Extracted data entries
+-------+

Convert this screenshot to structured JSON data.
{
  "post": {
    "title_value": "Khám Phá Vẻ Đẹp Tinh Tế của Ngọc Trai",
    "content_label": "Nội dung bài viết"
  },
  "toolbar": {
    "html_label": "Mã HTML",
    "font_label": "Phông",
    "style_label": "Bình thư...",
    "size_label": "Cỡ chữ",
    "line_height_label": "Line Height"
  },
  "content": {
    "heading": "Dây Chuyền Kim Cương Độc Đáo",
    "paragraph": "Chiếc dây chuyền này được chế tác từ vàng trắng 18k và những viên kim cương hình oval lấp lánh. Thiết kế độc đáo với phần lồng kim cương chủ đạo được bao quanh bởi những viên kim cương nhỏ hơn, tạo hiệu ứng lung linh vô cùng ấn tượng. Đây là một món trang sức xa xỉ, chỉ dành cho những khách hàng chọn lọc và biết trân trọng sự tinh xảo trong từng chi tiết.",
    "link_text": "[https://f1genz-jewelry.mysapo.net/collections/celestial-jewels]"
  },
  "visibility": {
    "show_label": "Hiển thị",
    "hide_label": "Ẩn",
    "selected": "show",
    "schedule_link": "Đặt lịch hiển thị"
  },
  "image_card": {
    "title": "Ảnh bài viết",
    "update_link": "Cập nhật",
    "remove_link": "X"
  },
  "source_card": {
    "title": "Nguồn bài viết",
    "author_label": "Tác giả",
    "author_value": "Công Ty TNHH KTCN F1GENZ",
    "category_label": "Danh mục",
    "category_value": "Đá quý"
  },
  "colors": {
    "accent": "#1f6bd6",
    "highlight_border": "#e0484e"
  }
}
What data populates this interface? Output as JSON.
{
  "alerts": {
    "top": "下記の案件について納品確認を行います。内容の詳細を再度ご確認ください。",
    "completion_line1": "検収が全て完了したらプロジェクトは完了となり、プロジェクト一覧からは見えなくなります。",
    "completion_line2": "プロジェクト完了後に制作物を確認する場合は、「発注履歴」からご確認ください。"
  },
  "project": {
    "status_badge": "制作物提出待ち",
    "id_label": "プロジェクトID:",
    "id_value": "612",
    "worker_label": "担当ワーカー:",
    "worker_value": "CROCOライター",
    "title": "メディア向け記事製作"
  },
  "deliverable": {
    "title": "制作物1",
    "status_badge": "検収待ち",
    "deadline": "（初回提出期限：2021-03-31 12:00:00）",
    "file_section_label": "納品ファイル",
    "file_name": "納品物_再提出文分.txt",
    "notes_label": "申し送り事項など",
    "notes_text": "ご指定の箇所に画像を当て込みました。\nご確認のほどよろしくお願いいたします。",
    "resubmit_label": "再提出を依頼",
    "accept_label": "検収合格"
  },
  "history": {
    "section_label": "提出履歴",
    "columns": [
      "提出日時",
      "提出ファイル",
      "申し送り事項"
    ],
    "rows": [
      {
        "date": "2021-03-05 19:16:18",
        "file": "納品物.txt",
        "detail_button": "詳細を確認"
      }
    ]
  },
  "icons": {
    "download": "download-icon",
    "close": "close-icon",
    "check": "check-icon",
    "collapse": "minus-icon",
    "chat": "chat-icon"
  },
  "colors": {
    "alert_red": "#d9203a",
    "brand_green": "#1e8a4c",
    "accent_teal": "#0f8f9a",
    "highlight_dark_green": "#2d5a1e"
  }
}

+-------+

• _Exercise_:
Nothing but the lines from the one with "What data populates" through the last line should be repeated, each exactly as it stands.

• _Solution for this exercise_:
What data populates this interface? Output as JSON.
{
  "alerts": {
    "top": "下記の案件について納品確認を行います。内容の詳細を再度ご確認ください。",
    "completion_line1": "検収が全て完了したらプロジェクトは完了となり、プロジェクト一覧からは見えなくなります。",
    "completion_line2": "プロジェクト完了後に制作物を確認する場合は、「発注履歴」からご確認ください。"
  },
  "project": {
    "status_badge": "制作物提出待ち",
    "id_label": "プロジェクトID:",
    "id_value": "612",
    "worker_label": "担当ワーカー:",
    "worker_value": "CROCOライター",
    "title": "メディア向け記事製作"
  },
  "deliverable": {
    "title": "制作物1",
    "status_badge": "検収待ち",
    "deadline": "（初回提出期限：2021-03-31 12:00:00）",
    "file_section_label": "納品ファイル",
    "file_name": "納品物_再提出文分.txt",
    "notes_label": "申し送り事項など",
    "notes_text": "ご指定の箇所に画像を当て込みました。\nご確認のほどよろしくお願いいたします。",
    "resubmit_label": "再提出を依頼",
    "accept_label": "検収合格"
  },
  "history": {
    "section_label": "提出履歴",
    "columns": [
      "提出日時",
      "提出ファイル",
      "申し送り事項"
    ],
    "rows": [
      {
        "date": "2021-03-05 19:16:18",
        "file": "納品物.txt",
        "detail_button": "詳細を確認"
      }
    ]
  },
  "icons": {
    "download": "download-icon",
    "close": "close-icon",
    "check": "check-icon",
    "collapse": "minus-icon",
    "chat": "chat-icon"
  },
  "colors": {
    "alert_red": "#d9203a",
    "brand_green": "#1e8a4c",
    "accent_teal": "#0f8f9a",
    "highlight_dark_green": "#2d5a1e"
  }
}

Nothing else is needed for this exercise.